(Dataset items)
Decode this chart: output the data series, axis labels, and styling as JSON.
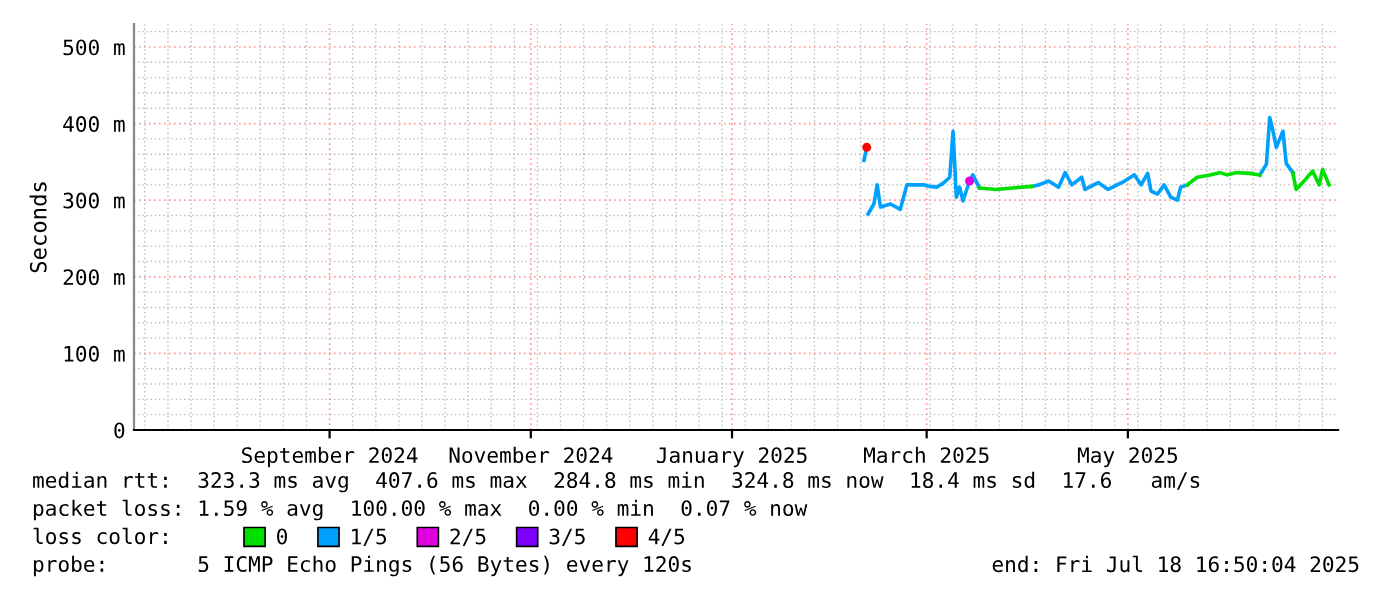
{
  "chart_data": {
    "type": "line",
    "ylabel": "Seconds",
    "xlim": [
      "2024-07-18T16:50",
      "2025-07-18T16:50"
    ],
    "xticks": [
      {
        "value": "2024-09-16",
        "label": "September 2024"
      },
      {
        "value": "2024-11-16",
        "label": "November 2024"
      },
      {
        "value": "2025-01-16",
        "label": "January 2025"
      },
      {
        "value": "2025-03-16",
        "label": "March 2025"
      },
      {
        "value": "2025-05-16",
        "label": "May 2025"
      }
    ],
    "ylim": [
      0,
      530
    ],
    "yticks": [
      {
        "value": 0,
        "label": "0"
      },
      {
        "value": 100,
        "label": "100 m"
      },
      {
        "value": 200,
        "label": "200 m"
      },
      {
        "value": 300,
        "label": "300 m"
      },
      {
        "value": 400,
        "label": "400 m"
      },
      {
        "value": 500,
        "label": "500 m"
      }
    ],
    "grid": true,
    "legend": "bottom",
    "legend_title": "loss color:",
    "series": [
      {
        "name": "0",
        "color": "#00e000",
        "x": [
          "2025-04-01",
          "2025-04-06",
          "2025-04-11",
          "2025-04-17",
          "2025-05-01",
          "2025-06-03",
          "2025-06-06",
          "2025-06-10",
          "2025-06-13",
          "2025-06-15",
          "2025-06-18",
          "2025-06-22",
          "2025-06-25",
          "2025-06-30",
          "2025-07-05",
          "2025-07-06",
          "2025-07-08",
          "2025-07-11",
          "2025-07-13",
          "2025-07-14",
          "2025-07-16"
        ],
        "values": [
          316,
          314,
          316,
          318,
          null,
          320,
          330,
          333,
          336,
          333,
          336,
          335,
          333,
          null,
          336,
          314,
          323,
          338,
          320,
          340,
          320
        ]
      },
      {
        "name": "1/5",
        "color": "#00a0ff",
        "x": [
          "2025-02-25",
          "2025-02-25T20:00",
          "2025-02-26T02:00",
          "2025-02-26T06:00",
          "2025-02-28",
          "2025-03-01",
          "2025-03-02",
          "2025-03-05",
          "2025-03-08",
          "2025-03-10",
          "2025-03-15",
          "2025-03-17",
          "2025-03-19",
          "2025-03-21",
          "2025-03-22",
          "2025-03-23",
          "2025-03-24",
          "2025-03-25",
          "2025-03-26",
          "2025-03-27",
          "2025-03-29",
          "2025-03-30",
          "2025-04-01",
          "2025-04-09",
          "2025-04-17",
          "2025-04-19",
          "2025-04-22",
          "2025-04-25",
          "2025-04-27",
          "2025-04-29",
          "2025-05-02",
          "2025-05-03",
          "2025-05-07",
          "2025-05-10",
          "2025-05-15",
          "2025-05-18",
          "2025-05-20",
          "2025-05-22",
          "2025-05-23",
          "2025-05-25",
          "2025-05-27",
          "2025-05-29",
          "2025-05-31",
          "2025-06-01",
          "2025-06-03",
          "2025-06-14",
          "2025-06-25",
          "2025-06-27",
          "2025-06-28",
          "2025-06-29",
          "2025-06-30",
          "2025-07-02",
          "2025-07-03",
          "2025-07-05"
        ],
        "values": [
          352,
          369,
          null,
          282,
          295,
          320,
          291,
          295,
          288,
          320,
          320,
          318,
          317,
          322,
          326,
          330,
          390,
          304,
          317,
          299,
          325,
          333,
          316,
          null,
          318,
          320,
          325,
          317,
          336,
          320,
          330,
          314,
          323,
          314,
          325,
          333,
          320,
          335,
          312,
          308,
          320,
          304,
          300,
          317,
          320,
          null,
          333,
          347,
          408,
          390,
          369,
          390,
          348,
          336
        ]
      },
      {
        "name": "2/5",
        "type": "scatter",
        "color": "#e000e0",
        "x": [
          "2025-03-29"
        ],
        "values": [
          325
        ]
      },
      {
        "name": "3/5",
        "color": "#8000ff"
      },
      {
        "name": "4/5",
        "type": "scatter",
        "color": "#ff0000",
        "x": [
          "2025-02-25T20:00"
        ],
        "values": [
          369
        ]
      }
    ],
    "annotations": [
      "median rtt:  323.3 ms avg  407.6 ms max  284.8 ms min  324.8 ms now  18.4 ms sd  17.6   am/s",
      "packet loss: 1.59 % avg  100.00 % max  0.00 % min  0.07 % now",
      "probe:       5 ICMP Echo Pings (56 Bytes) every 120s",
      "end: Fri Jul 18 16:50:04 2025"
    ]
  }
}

_What to do:_
Copy every line in the listing above where the string "color" turns up.

_Solution to this task:_
    "legend_title": "loss color:",
        "color": "#00e000",
        "color": "#00a0ff",
        "color": "#e000e0",
        "color": "#8000ff"
        "color": "#ff0000",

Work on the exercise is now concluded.